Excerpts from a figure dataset
**********

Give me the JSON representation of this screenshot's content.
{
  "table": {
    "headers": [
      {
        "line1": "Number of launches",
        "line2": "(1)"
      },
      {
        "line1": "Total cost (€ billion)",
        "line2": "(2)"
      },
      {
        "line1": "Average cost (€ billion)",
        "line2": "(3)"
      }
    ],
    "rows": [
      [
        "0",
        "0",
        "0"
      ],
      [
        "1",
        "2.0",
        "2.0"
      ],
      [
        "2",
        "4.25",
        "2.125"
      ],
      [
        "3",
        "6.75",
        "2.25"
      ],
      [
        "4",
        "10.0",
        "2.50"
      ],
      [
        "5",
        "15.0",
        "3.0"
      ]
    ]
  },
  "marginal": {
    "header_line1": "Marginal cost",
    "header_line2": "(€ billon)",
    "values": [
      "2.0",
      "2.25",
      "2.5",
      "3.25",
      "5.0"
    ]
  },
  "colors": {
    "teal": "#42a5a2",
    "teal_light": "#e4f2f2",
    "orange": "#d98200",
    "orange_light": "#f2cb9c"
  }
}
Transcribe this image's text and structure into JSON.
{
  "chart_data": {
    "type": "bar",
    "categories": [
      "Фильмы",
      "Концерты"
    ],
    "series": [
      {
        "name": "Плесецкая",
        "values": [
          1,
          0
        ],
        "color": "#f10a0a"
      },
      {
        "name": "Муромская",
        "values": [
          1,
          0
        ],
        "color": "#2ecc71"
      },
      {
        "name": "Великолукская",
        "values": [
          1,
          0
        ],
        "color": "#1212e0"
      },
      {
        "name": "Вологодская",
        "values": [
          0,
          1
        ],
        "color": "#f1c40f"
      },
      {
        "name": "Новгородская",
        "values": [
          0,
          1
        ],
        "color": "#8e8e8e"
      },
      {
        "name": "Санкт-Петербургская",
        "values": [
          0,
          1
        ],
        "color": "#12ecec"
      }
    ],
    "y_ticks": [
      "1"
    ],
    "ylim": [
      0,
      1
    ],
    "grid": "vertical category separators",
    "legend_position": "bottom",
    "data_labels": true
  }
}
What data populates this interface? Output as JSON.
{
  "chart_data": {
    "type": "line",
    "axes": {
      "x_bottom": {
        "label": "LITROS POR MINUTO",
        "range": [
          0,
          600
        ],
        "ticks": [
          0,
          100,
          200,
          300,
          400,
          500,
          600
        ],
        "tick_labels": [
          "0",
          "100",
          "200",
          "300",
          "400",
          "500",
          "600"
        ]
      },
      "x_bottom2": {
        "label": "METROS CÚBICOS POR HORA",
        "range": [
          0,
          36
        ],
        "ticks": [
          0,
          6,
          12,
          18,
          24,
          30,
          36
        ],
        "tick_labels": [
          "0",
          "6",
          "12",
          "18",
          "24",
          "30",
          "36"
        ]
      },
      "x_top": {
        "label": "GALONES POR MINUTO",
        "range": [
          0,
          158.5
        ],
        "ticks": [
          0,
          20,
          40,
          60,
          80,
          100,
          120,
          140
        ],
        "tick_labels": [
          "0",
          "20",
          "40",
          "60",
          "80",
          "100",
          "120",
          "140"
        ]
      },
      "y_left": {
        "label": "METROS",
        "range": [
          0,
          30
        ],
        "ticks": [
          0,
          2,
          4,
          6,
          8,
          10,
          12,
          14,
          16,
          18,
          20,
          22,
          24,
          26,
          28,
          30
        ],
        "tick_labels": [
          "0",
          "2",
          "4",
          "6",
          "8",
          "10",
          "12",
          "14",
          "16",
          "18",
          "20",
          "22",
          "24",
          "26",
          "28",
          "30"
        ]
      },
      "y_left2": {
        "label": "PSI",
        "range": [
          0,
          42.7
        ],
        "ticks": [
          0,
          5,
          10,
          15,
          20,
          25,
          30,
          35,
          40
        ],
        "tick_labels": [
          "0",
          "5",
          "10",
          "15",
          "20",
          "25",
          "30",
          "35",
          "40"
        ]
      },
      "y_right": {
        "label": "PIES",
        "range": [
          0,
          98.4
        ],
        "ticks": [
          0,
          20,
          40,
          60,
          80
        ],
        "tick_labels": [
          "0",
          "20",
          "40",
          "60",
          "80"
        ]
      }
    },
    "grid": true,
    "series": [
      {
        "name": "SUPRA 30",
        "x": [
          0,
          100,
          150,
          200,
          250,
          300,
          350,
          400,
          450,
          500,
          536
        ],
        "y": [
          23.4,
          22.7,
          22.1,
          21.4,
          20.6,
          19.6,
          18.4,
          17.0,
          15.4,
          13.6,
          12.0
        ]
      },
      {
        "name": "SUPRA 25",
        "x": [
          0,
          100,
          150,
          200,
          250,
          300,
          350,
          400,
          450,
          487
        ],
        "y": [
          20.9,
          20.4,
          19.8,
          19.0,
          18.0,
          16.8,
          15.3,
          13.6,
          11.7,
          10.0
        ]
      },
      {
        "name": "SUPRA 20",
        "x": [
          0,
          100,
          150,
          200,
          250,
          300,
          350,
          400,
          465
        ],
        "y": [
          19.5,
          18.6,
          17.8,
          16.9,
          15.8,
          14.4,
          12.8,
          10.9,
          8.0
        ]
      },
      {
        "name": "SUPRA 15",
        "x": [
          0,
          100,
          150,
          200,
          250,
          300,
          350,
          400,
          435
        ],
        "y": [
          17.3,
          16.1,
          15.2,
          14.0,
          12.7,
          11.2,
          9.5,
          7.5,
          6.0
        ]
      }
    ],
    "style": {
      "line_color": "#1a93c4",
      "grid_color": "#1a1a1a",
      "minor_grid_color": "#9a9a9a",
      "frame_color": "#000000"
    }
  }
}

**********

Find the lines with the string "name" and reproduce them.

TASK RESULT -
        "name": "Плесецкая",
        "name": "Муромская",
        "name": "Великолукская",
        "name": "Вологодская",
        "name": "Новгородская",
        "name": "Санкт-Петербургская",
        "name": "SUPRA 30",
        "name": "SUPRA 25",
        "name": "SUPRA 20",
        "name": "SUPRA 15",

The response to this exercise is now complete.